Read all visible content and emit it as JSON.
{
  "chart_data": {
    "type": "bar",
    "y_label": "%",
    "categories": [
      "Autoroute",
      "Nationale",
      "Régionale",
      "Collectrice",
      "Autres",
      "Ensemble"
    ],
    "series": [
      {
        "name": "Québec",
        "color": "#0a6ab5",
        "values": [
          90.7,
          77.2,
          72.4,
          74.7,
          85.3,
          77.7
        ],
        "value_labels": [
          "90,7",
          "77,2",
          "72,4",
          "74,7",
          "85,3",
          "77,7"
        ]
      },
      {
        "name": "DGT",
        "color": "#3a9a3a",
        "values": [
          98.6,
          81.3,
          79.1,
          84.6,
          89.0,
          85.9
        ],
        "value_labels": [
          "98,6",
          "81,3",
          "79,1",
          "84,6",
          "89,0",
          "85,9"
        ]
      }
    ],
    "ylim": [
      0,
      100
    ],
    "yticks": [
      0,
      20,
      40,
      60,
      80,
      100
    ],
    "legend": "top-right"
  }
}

- - -

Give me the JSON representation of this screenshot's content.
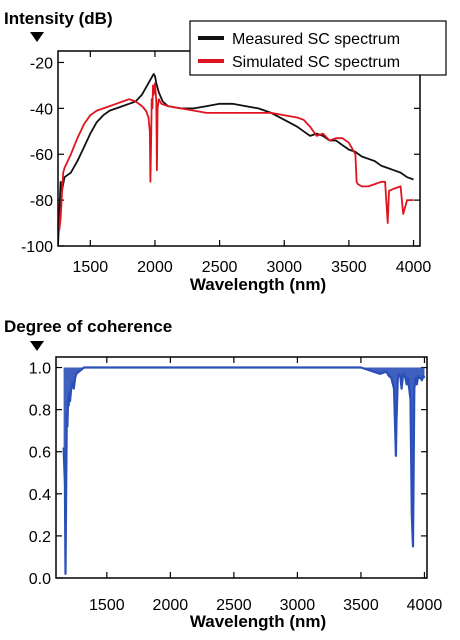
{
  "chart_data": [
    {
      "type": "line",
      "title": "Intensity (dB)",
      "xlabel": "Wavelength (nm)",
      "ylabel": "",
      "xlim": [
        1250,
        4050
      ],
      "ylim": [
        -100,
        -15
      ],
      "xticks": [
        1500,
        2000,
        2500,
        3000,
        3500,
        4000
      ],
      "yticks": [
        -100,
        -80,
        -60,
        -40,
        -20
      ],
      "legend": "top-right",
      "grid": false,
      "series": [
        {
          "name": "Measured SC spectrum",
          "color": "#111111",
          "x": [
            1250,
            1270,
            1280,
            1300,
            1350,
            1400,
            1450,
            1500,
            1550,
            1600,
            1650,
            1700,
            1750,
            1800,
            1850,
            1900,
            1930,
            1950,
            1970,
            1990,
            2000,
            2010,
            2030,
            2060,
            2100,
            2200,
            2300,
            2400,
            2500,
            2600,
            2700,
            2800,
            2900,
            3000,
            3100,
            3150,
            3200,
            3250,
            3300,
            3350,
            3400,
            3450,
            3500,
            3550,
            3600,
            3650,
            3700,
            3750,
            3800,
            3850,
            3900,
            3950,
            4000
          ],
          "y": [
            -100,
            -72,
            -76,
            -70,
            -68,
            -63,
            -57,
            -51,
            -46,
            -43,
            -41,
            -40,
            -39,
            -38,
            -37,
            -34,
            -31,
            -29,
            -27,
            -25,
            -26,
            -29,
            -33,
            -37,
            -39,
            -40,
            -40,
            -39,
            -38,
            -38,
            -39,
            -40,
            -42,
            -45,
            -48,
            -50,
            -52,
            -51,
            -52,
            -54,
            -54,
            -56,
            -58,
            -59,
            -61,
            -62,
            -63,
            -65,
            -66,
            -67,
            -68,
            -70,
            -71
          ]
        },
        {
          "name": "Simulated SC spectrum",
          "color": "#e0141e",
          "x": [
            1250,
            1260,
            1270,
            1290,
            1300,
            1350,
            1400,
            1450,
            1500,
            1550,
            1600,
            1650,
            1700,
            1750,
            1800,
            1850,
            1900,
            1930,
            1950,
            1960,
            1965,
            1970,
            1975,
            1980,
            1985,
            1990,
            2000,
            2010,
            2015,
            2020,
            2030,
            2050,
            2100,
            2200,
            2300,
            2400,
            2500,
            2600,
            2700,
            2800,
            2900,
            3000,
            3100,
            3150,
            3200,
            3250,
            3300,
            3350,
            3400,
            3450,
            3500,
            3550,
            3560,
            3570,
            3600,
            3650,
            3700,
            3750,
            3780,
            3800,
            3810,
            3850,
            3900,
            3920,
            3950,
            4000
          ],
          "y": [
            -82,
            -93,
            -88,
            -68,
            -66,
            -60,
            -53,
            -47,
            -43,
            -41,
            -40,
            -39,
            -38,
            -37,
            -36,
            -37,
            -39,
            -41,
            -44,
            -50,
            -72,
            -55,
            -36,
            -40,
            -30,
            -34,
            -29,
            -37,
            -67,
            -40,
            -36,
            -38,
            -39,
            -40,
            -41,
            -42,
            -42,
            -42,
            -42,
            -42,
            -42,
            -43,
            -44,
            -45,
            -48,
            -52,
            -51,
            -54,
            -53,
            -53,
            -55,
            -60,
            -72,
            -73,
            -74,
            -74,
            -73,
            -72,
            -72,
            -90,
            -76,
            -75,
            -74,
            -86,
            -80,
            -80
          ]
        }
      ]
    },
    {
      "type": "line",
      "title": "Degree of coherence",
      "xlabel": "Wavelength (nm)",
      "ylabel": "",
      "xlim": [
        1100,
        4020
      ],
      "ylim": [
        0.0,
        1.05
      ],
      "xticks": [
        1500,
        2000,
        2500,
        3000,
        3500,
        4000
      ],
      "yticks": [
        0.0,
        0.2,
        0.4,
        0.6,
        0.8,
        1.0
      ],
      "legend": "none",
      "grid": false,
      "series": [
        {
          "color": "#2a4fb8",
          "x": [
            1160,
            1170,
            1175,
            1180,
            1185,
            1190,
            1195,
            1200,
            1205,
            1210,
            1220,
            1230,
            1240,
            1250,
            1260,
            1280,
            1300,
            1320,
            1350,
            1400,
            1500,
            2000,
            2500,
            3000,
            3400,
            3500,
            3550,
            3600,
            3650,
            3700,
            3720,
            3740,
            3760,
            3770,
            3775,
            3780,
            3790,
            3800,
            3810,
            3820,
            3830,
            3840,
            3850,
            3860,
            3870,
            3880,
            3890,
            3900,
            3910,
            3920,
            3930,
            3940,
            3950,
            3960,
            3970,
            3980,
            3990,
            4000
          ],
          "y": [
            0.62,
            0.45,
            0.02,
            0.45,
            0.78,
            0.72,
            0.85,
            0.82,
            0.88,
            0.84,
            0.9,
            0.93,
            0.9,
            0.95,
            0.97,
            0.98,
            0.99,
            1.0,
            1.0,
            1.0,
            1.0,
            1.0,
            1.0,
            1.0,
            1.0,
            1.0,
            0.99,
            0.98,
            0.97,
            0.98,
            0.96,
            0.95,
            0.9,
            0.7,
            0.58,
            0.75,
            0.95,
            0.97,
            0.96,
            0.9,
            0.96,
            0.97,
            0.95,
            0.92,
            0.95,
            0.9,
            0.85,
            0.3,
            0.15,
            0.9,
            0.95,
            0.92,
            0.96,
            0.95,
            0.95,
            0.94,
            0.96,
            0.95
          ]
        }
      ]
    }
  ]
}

- - -

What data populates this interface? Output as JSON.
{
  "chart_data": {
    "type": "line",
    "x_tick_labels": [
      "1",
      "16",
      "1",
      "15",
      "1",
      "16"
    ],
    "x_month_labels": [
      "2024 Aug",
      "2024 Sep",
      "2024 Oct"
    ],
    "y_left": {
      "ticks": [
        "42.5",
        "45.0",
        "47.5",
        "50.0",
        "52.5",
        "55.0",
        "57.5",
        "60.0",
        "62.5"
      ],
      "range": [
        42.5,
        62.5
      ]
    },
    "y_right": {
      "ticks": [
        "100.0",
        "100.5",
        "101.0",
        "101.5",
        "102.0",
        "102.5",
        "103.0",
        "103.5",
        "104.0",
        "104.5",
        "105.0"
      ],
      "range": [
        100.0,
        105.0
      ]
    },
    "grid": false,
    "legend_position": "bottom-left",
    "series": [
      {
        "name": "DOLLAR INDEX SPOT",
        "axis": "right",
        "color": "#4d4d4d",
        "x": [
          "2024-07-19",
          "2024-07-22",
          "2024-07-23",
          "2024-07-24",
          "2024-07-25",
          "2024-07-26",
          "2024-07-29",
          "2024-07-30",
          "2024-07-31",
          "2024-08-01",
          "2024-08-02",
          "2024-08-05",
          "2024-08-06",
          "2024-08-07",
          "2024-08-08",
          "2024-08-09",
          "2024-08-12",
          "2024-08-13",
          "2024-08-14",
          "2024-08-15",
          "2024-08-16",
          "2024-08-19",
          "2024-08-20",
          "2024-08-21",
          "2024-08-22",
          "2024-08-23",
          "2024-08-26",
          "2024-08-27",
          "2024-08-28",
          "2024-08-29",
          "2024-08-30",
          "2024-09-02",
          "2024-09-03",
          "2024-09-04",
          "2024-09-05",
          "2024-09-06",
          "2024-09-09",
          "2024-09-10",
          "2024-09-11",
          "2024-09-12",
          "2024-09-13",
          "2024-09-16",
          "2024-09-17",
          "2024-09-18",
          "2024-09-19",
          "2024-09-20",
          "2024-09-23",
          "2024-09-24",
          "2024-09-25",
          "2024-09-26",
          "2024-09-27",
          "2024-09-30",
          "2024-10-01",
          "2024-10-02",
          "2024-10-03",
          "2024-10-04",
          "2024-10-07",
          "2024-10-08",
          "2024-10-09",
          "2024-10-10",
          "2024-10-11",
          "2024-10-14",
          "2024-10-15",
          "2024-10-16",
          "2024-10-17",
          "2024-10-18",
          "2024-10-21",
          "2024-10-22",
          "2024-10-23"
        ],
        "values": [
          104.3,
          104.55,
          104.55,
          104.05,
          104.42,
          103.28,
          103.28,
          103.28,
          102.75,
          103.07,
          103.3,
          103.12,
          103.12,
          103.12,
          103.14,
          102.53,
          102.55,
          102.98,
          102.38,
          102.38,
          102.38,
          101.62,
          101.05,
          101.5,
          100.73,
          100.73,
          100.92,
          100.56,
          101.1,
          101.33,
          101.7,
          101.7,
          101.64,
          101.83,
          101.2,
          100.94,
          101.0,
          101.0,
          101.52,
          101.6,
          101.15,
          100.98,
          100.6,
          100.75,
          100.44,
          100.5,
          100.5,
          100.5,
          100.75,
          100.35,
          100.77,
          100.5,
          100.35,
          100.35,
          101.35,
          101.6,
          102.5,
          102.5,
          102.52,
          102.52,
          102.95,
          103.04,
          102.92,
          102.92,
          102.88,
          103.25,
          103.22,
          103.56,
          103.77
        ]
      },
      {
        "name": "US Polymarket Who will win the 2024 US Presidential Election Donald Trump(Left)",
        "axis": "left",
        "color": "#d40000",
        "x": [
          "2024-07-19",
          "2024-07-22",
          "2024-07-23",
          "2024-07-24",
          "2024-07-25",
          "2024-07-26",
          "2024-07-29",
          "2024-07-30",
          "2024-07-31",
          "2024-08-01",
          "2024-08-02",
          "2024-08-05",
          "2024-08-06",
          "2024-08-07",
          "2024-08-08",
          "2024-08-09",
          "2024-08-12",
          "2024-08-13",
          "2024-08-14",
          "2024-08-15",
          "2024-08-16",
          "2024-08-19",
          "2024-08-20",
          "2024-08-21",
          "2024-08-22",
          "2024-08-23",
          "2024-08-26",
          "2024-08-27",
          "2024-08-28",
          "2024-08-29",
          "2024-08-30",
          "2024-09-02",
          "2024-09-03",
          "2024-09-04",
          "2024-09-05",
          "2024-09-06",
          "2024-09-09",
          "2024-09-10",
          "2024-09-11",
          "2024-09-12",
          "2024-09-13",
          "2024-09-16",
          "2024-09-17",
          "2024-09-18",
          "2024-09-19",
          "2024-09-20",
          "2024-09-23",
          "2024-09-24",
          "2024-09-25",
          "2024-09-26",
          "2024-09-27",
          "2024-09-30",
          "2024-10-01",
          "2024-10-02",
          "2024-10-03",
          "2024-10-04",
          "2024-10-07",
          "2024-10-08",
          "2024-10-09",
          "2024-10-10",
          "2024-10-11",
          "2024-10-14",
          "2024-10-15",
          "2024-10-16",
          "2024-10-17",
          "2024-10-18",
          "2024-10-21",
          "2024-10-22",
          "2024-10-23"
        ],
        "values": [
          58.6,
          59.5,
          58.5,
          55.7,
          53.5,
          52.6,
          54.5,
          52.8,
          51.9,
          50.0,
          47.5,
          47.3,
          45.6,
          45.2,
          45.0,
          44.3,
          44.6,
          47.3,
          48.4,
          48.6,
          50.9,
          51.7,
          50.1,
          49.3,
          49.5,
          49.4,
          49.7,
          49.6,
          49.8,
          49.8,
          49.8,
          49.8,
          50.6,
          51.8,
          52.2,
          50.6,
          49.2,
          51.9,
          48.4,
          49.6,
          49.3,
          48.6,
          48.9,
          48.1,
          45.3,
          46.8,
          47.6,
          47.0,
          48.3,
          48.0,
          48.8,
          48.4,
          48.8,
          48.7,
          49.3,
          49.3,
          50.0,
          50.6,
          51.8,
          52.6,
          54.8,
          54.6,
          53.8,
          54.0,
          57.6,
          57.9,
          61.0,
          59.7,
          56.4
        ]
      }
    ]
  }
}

- - -

Give the number of lines in the entries that include the string "type", and nothing more.

_REPLY TO THE EXERCISE:_
4